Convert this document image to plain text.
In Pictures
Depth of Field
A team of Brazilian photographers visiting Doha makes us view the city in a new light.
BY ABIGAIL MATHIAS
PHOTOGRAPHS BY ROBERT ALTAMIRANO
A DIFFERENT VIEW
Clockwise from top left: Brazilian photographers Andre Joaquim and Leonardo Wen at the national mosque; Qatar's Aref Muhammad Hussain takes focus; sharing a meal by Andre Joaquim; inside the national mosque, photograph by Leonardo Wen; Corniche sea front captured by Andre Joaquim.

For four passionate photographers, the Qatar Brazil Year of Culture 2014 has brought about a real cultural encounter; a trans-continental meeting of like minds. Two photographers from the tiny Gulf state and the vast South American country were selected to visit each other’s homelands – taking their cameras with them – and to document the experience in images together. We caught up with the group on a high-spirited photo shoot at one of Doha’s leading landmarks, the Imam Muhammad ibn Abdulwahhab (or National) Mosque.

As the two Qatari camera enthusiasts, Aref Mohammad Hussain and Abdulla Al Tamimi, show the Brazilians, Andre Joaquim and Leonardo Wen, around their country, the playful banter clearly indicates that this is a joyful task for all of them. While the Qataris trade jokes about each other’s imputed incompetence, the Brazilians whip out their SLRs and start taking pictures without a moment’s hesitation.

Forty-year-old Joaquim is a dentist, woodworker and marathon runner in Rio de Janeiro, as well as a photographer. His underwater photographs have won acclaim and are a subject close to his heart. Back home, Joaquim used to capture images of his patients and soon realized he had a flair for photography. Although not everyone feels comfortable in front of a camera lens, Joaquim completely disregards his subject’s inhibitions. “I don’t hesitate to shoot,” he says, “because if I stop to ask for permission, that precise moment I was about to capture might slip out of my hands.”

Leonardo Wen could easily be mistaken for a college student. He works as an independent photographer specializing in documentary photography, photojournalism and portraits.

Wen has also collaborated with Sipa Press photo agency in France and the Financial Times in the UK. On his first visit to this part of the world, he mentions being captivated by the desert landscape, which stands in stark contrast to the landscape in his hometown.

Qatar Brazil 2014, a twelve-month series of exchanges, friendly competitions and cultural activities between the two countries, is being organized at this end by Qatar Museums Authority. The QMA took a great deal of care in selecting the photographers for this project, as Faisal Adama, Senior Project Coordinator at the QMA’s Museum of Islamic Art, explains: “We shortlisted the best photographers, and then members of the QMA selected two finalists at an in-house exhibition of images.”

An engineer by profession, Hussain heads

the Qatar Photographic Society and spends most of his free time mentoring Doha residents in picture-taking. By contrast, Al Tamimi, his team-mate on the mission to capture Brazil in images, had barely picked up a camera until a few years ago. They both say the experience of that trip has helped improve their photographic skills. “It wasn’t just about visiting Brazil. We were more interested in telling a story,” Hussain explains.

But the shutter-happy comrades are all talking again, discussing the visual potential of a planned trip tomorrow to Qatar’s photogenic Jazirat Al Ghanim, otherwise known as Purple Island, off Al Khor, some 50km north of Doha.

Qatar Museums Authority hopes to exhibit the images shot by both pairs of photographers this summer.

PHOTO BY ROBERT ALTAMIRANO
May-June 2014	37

Exercise details: What lines in the entries above hold "being"? Copy every one.

Solution:
Wen has also collaborated with Sipa Press photo agency in France and the Financial Times in the UK. On his first visit to this part of the world, he mentions being captivated by the desert landscape, which stands in stark contrast to the landscape in his hometown.
Qatar Brazil 2014, a twelve-month series of exchanges, friendly competitions and cultural activities between the two countries, is being organized at this end by Qatar Museums Authority. The QMA took a great deal of care in selecting the photographers for this project, as Faisal Adama, Senior Project Coordinator at the QMA’s Museum of Islamic Art, explains: “We shortlisted the best photographers, and then members of the QMA selected two finalists at an in-house exhibition of images.”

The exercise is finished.